EXERCISE PROMPT
Go through the listing and pick out each line with the word "home" in it.

Data entries
>> begin
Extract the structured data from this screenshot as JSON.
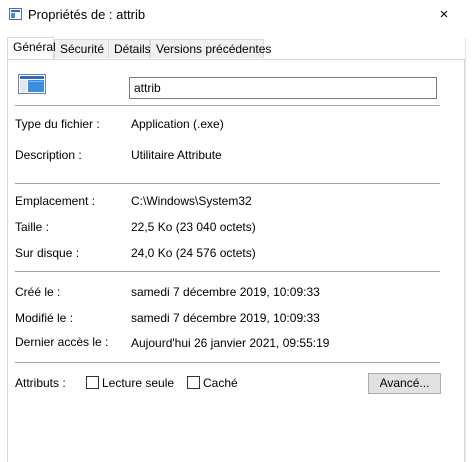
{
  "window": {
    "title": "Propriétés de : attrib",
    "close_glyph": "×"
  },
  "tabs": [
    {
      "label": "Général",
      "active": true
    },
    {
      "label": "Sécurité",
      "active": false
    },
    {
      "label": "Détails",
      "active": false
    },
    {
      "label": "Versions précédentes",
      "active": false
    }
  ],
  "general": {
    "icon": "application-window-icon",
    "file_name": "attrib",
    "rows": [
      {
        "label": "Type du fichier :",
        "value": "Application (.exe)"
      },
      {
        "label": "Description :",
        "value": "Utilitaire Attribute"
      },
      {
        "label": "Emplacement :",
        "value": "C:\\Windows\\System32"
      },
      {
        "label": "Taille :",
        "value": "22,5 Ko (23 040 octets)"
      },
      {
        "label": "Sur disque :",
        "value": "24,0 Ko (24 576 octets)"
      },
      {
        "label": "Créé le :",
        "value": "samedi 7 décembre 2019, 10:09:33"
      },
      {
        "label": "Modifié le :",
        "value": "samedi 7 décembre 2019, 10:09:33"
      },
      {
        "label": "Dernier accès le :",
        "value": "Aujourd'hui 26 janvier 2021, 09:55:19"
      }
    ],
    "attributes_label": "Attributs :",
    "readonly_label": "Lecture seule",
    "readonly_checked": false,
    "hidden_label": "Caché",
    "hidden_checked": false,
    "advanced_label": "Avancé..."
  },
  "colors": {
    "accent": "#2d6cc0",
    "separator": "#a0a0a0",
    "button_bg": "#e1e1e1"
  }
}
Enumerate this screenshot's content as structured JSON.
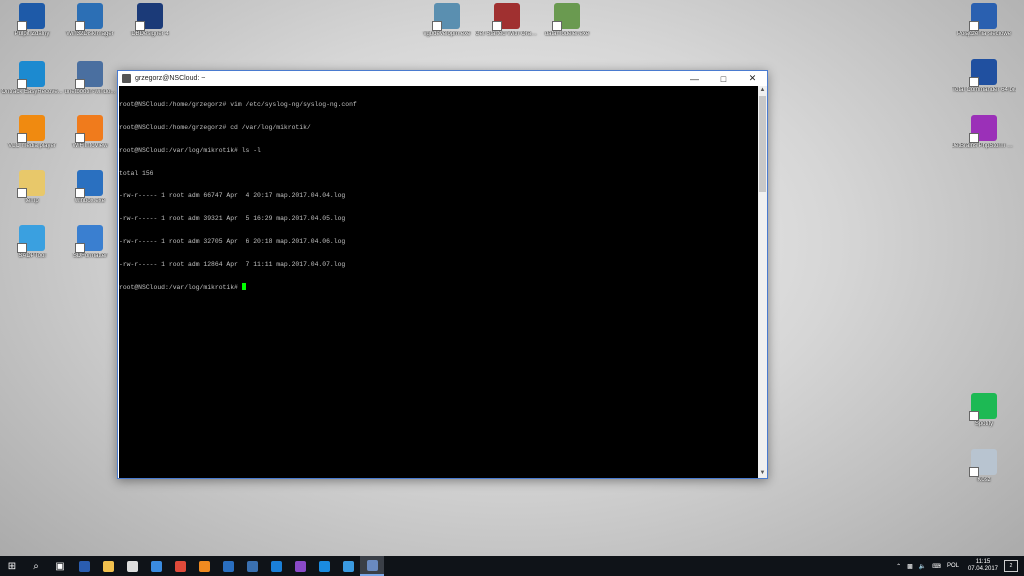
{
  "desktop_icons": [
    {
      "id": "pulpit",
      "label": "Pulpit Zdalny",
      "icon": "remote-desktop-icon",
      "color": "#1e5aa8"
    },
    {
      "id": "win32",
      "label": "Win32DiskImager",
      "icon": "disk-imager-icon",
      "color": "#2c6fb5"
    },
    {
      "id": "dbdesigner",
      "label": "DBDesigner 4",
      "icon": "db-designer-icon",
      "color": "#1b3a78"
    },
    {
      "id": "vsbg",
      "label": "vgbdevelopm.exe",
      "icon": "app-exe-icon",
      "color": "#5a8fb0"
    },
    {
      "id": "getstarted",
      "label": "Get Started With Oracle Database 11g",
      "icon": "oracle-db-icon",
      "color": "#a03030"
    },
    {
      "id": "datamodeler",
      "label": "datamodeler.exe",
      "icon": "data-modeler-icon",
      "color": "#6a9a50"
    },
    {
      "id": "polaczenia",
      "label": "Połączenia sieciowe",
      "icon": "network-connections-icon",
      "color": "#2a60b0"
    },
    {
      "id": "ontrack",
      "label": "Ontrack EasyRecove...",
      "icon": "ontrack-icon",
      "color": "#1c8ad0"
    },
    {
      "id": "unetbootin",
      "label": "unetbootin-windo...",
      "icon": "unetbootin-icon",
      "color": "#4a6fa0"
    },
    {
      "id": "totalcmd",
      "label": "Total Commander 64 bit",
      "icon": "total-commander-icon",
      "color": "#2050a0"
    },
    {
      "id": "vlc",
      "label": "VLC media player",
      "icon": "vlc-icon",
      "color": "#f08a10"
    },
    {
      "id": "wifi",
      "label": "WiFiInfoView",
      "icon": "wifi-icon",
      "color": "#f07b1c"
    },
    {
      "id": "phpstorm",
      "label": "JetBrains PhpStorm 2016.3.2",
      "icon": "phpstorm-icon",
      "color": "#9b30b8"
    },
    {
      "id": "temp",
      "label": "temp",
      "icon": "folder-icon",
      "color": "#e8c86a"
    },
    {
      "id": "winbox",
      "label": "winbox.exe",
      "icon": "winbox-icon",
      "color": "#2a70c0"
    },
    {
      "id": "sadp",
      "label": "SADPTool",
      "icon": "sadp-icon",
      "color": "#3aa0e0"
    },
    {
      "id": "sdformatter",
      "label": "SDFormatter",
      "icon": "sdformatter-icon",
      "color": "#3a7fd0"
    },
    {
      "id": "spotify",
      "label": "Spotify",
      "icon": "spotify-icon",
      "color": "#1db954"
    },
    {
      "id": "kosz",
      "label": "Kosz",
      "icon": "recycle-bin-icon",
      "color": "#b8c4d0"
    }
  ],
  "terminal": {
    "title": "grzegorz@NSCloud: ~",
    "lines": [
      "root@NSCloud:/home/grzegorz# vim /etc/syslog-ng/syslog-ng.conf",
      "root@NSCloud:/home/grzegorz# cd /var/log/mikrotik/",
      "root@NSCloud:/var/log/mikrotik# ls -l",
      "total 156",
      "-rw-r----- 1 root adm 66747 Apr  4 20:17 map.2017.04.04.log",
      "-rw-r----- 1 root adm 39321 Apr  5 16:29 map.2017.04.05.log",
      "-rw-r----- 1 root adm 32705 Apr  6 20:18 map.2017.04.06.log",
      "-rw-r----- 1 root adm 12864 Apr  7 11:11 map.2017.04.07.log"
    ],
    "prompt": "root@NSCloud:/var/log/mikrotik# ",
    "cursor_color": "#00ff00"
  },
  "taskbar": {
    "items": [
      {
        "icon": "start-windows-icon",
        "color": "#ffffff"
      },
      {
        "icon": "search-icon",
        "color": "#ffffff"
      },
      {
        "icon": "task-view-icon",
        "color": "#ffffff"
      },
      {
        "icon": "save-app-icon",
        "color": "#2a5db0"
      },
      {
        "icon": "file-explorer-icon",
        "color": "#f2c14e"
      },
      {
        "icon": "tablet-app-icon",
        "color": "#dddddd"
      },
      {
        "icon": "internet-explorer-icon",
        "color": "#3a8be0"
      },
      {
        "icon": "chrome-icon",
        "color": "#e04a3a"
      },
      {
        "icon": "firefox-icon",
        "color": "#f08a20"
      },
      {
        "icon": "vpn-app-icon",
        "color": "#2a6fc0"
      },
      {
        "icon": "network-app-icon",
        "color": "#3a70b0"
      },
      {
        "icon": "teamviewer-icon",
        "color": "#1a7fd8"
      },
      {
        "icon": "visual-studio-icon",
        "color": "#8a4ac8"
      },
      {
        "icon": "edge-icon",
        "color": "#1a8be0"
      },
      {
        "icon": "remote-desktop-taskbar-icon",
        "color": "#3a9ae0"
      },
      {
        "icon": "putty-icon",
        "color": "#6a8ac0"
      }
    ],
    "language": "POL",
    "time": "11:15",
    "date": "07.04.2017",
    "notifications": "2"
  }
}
>> end
>> begin
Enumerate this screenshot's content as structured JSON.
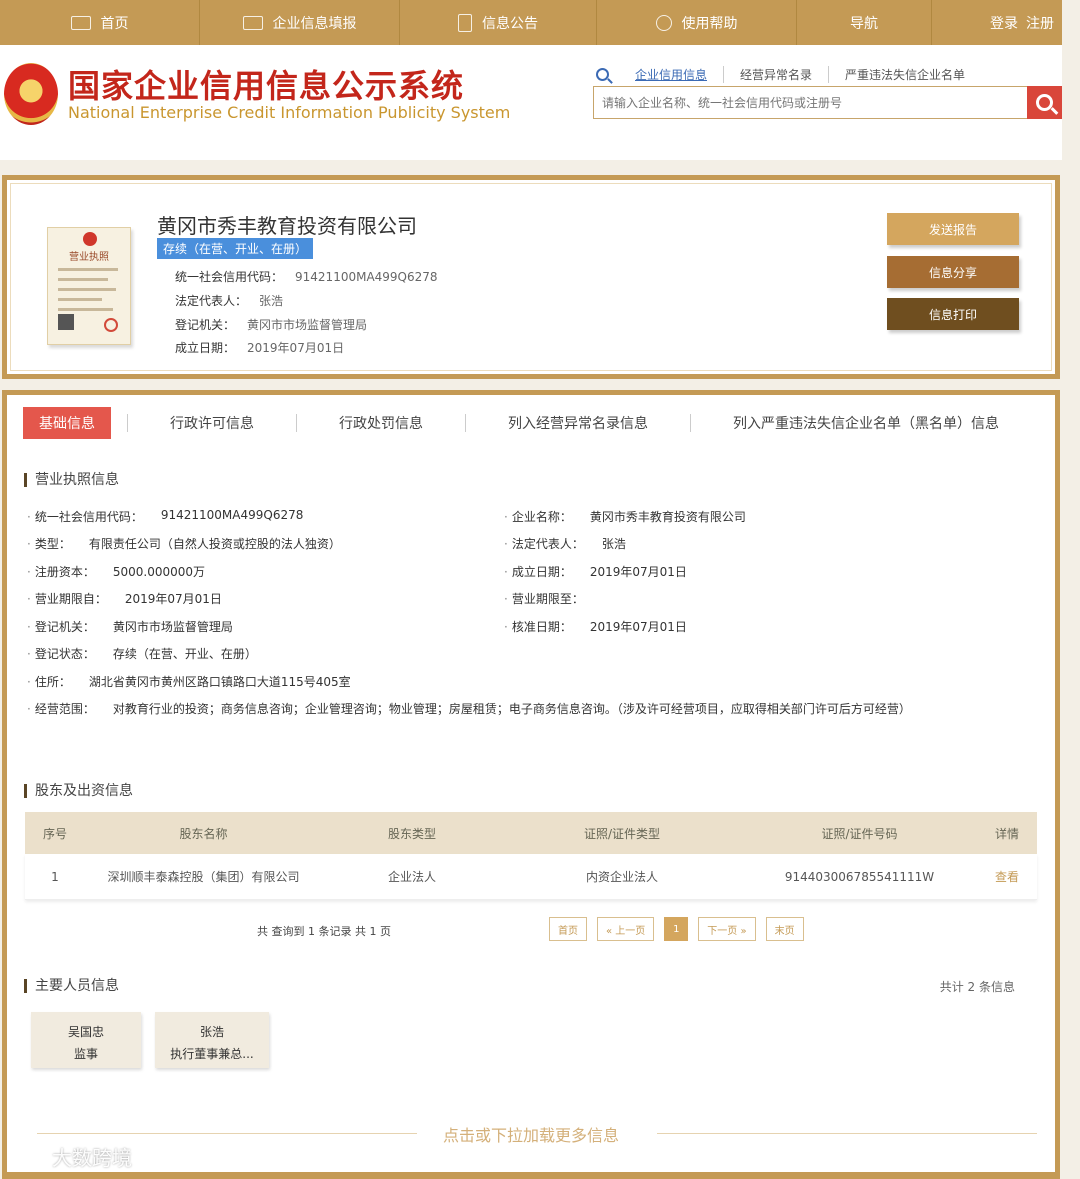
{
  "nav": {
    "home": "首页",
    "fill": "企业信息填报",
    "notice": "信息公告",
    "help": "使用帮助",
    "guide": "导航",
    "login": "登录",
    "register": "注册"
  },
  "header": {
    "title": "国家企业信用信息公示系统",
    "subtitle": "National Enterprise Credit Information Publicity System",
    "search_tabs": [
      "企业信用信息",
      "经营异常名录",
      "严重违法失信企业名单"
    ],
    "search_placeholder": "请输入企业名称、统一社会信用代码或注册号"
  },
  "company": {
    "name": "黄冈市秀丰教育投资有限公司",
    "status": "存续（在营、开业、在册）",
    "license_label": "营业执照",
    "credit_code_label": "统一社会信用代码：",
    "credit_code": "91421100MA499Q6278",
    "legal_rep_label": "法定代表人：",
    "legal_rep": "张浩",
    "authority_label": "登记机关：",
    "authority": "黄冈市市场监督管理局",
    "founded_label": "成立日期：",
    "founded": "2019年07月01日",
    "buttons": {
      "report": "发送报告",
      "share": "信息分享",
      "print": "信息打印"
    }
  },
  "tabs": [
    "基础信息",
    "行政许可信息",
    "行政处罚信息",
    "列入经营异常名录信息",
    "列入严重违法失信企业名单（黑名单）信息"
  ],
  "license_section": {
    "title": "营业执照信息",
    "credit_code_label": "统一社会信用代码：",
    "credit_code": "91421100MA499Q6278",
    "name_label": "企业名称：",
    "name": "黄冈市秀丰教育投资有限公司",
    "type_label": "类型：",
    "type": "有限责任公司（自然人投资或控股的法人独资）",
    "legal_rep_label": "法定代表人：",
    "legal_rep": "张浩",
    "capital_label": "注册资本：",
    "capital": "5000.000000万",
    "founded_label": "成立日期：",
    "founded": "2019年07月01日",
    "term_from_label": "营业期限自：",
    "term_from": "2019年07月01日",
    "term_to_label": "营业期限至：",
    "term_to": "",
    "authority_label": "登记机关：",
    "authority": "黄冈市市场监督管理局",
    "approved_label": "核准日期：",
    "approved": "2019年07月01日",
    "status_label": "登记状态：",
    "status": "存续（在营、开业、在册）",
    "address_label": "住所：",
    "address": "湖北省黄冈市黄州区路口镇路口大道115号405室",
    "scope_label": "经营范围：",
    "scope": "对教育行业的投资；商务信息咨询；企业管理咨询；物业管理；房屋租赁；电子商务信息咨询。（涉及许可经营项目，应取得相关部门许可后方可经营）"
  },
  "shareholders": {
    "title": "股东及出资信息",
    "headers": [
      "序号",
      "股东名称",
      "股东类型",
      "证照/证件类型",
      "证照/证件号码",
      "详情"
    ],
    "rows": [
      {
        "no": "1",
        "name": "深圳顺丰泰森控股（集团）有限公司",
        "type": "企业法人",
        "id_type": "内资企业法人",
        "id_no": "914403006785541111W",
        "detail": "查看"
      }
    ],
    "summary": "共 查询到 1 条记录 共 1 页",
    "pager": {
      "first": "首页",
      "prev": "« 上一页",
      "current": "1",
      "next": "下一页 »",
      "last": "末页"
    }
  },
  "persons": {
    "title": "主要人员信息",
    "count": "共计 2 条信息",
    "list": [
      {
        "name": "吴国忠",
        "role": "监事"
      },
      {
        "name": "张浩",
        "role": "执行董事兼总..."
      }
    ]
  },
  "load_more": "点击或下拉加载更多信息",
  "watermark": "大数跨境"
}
>> end
THE RESULT
      "root@NSCloud:/home/grzegorz# vim /etc/syslog-ng/syslog-ng.conf",
      "root@NSCloud:/home/grzegorz# cd /var/log/mikrotik/",
    "home": "首页",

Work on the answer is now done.